**Challenge:**
Lay out every line of the items below as a numbered list, skipping any blank lines. Leave the pictures out of your answer.

↓

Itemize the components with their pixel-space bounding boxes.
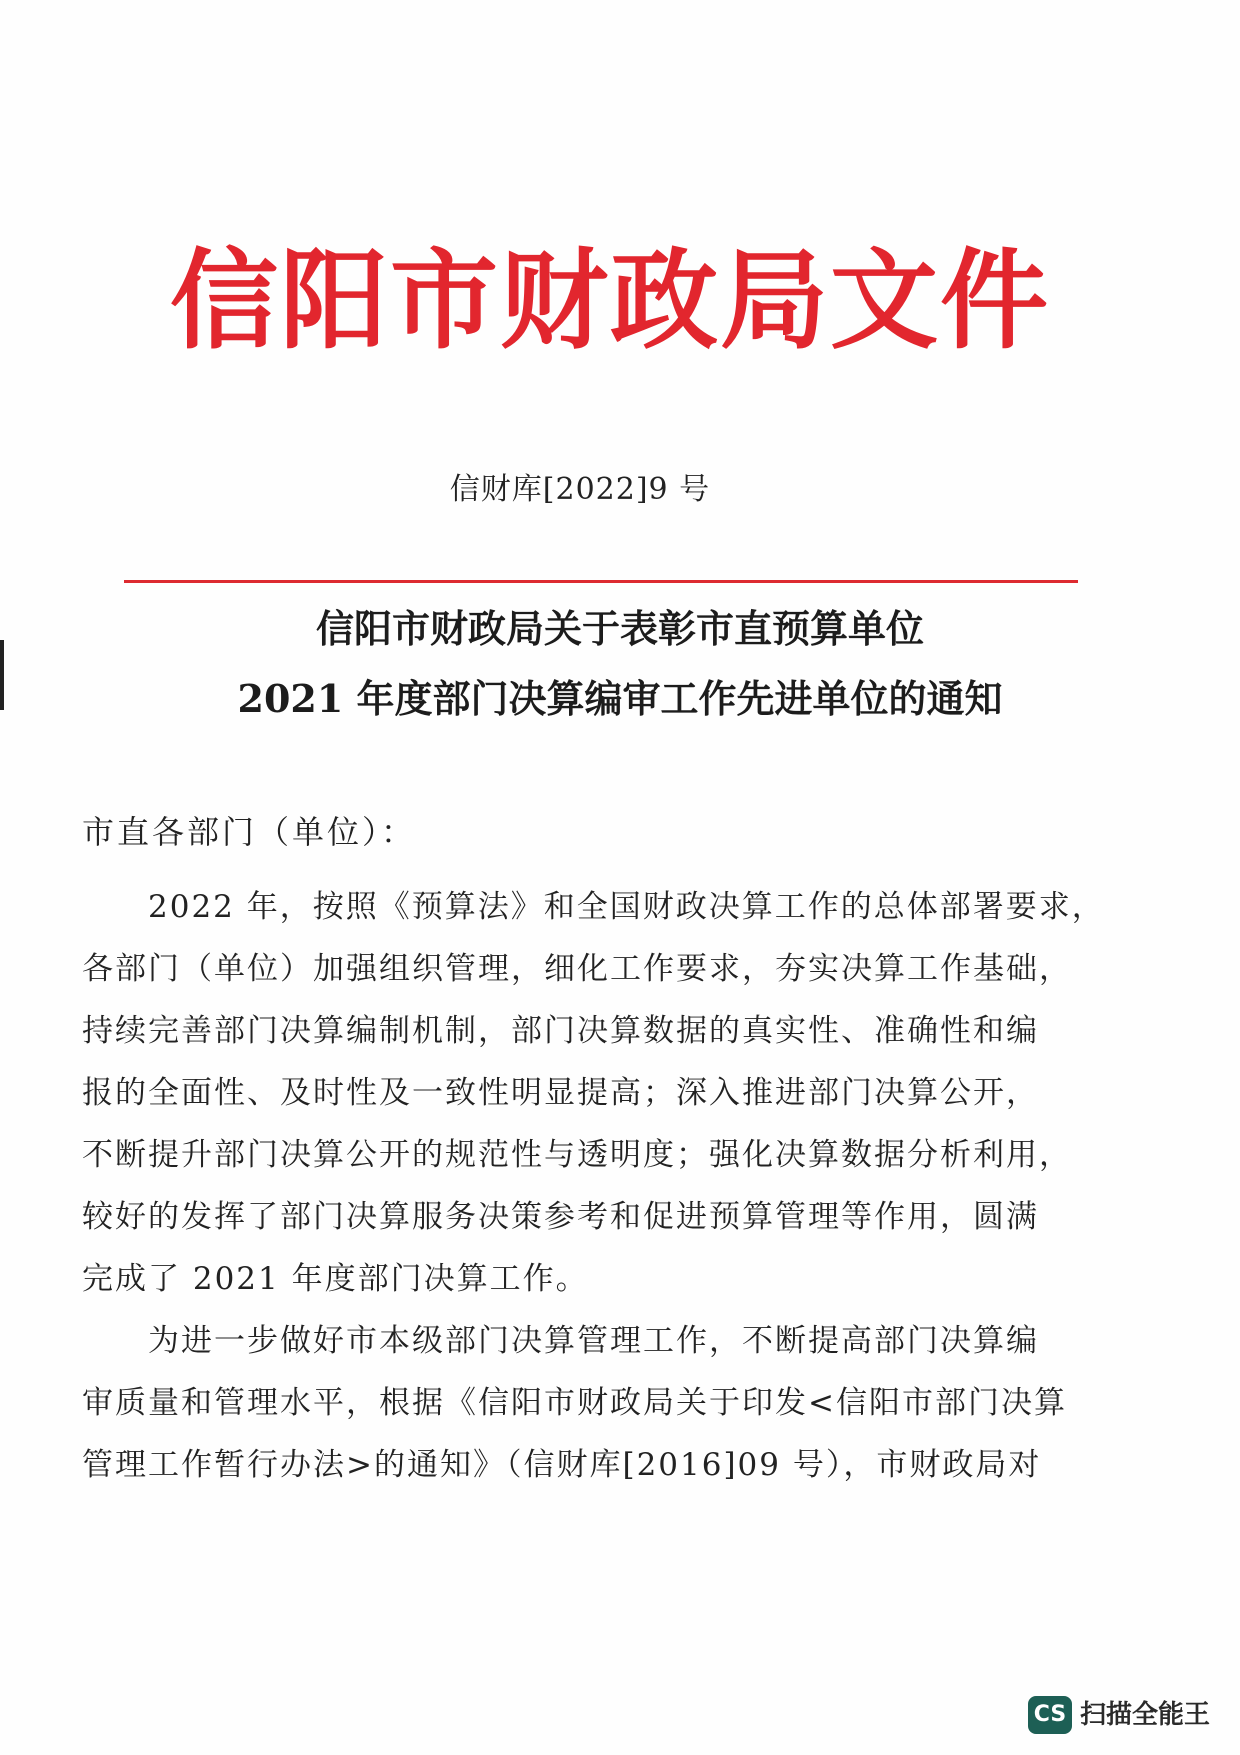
body-line: 各部门（单位）加强组织管理，细化工作要求，夯实决算工作基础， xyxy=(82,951,1072,987)
document-body xyxy=(82,876,1122,1496)
document-title-line-2: 2021 年度部门决算编审工作先进单位的通知 xyxy=(237,676,1003,721)
body-line: 审质量和管理水平，根据《信阳市财政局关于印发<信阳市部门决算 xyxy=(82,1385,1067,1421)
body-line: 报的全面性、及时性及一致性明显提高；深入推进部门决算公开， xyxy=(82,1075,1039,1111)
document-title xyxy=(160,594,1080,734)
body-line: 不断提升部门决算公开的规范性与透明度；强化决算数据分析利用， xyxy=(82,1137,1072,1173)
scanner-watermark xyxy=(1028,1696,1210,1734)
body-line: 完成了 2021 年度部门决算工作。 xyxy=(82,1261,589,1297)
salutation: 市直各部门（单位）： xyxy=(82,813,417,851)
camscanner-logo-icon: CS xyxy=(1028,1696,1072,1734)
document-title-line-1: 信阳市财政局关于表彰市直预算单位 xyxy=(315,606,924,651)
body-line: 持续完善部门决算编制机制，部门决算数据的真实性、准确性和编 xyxy=(82,1013,1039,1049)
watermark-text: 扫描全能王 xyxy=(1080,1700,1211,1730)
body-line: 较好的发挥了部门决算服务决策参考和促进预算管理等作用，圆满 xyxy=(82,1199,1039,1235)
body-line: 为进一步做好市本级部门决算管理工作，不断提高部门决算编 xyxy=(82,1323,1039,1359)
masthead-divider xyxy=(124,580,1078,583)
scan-edge-mark xyxy=(0,640,4,710)
document-masthead: 信阳市财政局文件 xyxy=(169,239,1050,364)
document-number: 信财库[2022]9 号 xyxy=(449,472,711,507)
body-line: 2022 年，按照《预算法》和全国财政决算工作的总体部署要求， xyxy=(82,889,1105,925)
body-line: 管理工作暂行办法>的通知》（信财库[2016]09 号），市财政局对 xyxy=(82,1447,1042,1483)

↑

**The result:**
1. Itemize the components with their pixel-space bounding boxes.
2. body-line: 各部门（单位）加强组织管理，细化工作要求，夯实决算工作基础， xyxy=(82,951,1072,987)
3. document-body xyxy=(82,876,1122,1496)
4. document-title-line-2: 2021 年度部门决算编审工作先进单位的通知 xyxy=(237,676,1003,721)
5. body-line: 审质量和管理水平，根据《信阳市财政局关于印发<信阳市部门决算 xyxy=(82,1385,1067,1421)
6. body-line: 报的全面性、及时性及一致性明显提高；深入推进部门决算公开， xyxy=(82,1075,1039,1111)
7. document-title xyxy=(160,594,1080,734)
8. body-line: 不断提升部门决算公开的规范性与透明度；强化决算数据分析利用， xyxy=(82,1137,1072,1173)
9. scanner-watermark xyxy=(1028,1696,1210,1734)
10. body-line: 完成了 2021 年度部门决算工作。 xyxy=(82,1261,589,1297)
11. salutation: 市直各部门（单位）： xyxy=(82,813,417,851)
12. camscanner-logo-icon: CS xyxy=(1028,1696,1072,1734)
13. document-title-line-1: 信阳市财政局关于表彰市直预算单位 xyxy=(315,606,924,651)
14. body-line: 持续完善部门决算编制机制，部门决算数据的真实性、准确性和编 xyxy=(82,1013,1039,1049)
15. watermark-text: 扫描全能王 xyxy=(1080,1700,1211,1730)
16. body-line: 较好的发挥了部门决算服务决策参考和促进预算管理等作用，圆满 xyxy=(82,1199,1039,1235)
17. body-line: 为进一步做好市本级部门决算管理工作，不断提高部门决算编 xyxy=(82,1323,1039,1359)
18. masthead-divider xyxy=(124,580,1078,583)
19. scan-edge-mark xyxy=(0,640,4,710)
20. document-masthead: 信阳市财政局文件 xyxy=(169,239,1050,364)
21. document-number: 信财库[2022]9 号 xyxy=(449,472,711,507)
22. body-line: 2022 年，按照《预算法》和全国财政决算工作的总体部署要求， xyxy=(82,889,1105,925)
23. body-line: 管理工作暂行办法>的通知》（信财库[2016]09 号），市财政局对 xyxy=(82,1447,1042,1483)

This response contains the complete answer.